### Exercise task
Return the records in full, exactly as given.

### Entries shown
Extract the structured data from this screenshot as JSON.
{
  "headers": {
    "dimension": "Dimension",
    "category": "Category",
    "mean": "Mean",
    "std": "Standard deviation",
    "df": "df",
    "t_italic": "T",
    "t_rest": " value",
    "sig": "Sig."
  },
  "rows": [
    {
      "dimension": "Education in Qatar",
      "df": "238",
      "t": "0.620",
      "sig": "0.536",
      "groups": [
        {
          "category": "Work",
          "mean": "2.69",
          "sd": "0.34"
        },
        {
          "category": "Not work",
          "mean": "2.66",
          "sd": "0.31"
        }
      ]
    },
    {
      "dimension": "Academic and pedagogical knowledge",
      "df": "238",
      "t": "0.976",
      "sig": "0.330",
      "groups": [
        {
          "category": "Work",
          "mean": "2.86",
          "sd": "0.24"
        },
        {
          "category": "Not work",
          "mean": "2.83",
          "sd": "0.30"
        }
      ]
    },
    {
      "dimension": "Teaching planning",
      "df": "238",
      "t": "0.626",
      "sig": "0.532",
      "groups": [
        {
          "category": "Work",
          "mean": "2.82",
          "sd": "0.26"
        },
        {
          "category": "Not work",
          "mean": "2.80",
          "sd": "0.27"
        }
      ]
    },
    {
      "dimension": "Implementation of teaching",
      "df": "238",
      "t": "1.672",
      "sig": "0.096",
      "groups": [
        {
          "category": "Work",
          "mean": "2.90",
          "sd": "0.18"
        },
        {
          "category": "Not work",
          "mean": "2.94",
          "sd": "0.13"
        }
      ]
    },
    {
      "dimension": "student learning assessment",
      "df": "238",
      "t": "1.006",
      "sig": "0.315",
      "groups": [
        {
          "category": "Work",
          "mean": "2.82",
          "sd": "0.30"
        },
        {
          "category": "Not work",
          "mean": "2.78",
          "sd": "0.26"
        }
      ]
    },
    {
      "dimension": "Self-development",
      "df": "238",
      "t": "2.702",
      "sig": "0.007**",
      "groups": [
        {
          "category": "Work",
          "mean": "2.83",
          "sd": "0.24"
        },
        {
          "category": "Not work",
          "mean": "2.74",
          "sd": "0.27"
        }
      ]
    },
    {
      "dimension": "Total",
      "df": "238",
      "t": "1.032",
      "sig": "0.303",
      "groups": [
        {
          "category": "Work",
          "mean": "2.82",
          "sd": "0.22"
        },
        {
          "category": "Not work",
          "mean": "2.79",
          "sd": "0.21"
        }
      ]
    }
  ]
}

### Response
Extract the structured data from this screenshot as JSON.
{
  "headers": {
    "dimension": "Dimension",
    "category": "Category",
    "mean": "Mean",
    "std": "Standard deviation",
    "df": "df",
    "t_italic": "T",
    "t_rest": " value",
    "sig": "Sig."
  },
  "rows": [
    {
      "dimension": "Education in Qatar",
      "df": "238",
      "t": "0.620",
      "sig": "0.536",
      "groups": [
        {
          "category": "Work",
          "mean": "2.69",
          "sd": "0.34"
        },
        {
          "category": "Not work",
          "mean": "2.66",
          "sd": "0.31"
        }
      ]
    },
    {
      "dimension": "Academic and pedagogical knowledge",
      "df": "238",
      "t": "0.976",
      "sig": "0.330",
      "groups": [
        {
          "category": "Work",
          "mean": "2.86",
          "sd": "0.24"
        },
        {
          "category": "Not work",
          "mean": "2.83",
          "sd": "0.30"
        }
      ]
    },
    {
      "dimension": "Teaching planning",
      "df": "238",
      "t": "0.626",
      "sig": "0.532",
      "groups": [
        {
          "category": "Work",
          "mean": "2.82",
          "sd": "0.26"
        },
        {
          "category": "Not work",
          "mean": "2.80",
          "sd": "0.27"
        }
      ]
    },
    {
      "dimension": "Implementation of teaching",
      "df": "238",
      "t": "1.672",
      "sig": "0.096",
      "groups": [
        {
          "category": "Work",
          "mean": "2.90",
          "sd": "0.18"
        },
        {
          "category": "Not work",
          "mean": "2.94",
          "sd": "0.13"
        }
      ]
    },
    {
      "dimension": "student learning assessment",
      "df": "238",
      "t": "1.006",
      "sig": "0.315",
      "groups": [
        {
          "category": "Work",
          "mean": "2.82",
          "sd": "0.30"
        },
        {
          "category": "Not work",
          "mean": "2.78",
          "sd": "0.26"
        }
      ]
    },
    {
      "dimension": "Self-development",
      "df": "238",
      "t": "2.702",
      "sig": "0.007**",
      "groups": [
        {
          "category": "Work",
          "mean": "2.83",
          "sd": "0.24"
        },
        {
          "category": "Not work",
          "mean": "2.74",
          "sd": "0.27"
        }
      ]
    },
    {
      "dimension": "Total",
      "df": "238",
      "t": "1.032",
      "sig": "0.303",
      "groups": [
        {
          "category": "Work",
          "mean": "2.82",
          "sd": "0.22"
        },
        {
          "category": "Not work",
          "mean": "2.79",
          "sd": "0.21"
        }
      ]
    }
  ]
}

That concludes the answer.